Dataset records —
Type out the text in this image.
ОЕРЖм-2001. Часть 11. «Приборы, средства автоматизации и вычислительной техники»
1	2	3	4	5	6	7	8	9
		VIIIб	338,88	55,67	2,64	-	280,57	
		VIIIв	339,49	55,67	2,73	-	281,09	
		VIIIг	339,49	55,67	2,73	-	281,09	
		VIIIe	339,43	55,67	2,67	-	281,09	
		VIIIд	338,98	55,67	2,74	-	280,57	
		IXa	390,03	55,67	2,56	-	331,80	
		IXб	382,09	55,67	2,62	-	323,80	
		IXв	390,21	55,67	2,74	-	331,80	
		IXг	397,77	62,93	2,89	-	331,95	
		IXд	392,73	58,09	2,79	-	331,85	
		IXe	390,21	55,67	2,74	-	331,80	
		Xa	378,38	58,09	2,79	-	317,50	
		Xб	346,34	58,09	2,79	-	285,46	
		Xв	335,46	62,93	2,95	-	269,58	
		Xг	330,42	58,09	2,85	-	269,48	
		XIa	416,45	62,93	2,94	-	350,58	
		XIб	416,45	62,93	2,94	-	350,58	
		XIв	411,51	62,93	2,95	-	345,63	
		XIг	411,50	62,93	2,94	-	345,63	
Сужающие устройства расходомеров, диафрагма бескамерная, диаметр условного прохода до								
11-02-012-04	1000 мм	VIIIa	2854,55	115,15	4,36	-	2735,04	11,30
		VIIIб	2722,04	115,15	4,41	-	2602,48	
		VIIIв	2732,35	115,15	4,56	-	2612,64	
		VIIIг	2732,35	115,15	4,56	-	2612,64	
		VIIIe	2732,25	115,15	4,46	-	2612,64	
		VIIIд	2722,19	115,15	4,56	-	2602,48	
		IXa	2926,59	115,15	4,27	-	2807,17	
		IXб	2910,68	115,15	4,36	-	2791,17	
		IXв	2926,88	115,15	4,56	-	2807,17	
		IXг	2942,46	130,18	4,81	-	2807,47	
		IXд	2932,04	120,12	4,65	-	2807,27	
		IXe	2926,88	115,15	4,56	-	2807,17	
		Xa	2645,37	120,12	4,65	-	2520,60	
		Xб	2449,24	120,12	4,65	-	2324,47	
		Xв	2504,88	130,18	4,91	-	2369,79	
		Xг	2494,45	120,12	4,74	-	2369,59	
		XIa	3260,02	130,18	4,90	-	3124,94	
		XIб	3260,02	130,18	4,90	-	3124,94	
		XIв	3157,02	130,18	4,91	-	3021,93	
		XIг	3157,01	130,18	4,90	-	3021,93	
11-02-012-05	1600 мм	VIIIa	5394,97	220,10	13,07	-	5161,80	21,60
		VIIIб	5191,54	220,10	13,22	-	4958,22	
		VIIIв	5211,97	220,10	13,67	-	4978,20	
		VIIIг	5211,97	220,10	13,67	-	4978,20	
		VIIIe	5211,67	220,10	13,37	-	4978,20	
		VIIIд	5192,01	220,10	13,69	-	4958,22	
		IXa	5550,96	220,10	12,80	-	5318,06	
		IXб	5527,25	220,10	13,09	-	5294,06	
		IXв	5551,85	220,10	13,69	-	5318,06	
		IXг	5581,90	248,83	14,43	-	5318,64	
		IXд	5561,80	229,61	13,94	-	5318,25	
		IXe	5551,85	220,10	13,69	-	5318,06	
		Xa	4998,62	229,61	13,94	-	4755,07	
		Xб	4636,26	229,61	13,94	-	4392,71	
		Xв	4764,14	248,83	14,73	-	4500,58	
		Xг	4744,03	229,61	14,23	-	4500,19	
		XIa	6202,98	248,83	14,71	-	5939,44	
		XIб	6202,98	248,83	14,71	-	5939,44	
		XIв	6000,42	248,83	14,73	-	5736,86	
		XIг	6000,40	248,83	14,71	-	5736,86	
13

Written problem — Go through the material and select each line with the string "VIIIд" in it.

Solution for this exercise —
		VIIIд	338,98	55,67	2,74	-	280,57	
		VIIIд	2722,19	115,15	4,56	-	2602,48	
		VIIIд	5192,01	220,10	13,69	-	4958,22	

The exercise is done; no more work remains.